The request
Wherever a line holds the word "color", copy that line out.

◇ ◇ ◇ ◇

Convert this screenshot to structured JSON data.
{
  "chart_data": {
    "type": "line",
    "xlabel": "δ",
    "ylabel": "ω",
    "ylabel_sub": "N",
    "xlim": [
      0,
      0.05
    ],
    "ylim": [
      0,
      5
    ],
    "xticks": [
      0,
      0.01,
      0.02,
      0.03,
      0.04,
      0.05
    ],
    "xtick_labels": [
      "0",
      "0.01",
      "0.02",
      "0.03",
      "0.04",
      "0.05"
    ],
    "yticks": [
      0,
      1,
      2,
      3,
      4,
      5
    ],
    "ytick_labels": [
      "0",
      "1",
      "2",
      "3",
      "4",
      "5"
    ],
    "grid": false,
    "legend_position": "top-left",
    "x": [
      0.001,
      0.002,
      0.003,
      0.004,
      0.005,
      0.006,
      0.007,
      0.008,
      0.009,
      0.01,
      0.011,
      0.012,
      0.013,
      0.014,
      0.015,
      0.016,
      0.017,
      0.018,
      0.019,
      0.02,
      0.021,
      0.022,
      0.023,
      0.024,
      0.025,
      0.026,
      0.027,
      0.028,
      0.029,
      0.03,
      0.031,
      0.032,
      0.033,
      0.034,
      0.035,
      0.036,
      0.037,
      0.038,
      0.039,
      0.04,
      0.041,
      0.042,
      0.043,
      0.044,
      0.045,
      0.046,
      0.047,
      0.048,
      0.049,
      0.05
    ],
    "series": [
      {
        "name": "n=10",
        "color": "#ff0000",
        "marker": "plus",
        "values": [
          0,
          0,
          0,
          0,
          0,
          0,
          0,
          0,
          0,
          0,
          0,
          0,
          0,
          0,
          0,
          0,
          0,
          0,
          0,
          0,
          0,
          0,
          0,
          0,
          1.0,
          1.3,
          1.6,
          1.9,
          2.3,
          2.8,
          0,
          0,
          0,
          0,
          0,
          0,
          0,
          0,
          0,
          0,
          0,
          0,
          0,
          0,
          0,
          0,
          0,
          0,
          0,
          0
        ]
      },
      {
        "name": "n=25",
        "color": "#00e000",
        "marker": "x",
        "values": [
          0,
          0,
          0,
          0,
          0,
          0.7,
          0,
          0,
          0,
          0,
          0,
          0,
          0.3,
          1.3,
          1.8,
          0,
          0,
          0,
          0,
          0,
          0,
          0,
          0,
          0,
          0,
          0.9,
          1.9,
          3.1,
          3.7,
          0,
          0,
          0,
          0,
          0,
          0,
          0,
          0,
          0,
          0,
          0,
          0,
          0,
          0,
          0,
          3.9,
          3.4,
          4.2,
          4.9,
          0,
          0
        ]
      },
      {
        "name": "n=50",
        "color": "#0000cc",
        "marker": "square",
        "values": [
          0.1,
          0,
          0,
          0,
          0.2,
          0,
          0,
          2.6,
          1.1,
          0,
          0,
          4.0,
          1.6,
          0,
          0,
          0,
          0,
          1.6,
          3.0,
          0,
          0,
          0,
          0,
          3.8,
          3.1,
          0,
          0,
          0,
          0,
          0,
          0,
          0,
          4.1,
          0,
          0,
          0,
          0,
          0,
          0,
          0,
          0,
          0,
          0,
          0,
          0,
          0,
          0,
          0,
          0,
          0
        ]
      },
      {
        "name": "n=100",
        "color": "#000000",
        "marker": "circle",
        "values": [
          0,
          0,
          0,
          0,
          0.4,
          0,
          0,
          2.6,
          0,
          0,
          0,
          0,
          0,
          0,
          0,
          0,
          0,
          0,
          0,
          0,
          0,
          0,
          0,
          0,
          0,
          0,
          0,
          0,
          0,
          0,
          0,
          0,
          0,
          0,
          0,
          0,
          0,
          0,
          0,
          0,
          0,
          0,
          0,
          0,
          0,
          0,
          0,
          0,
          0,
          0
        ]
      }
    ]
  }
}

◇ ◇ ◇ ◇

Exercise answer
        "color": "#ff0000",
        "color": "#00e000",
        "color": "#0000cc",
        "color": "#000000",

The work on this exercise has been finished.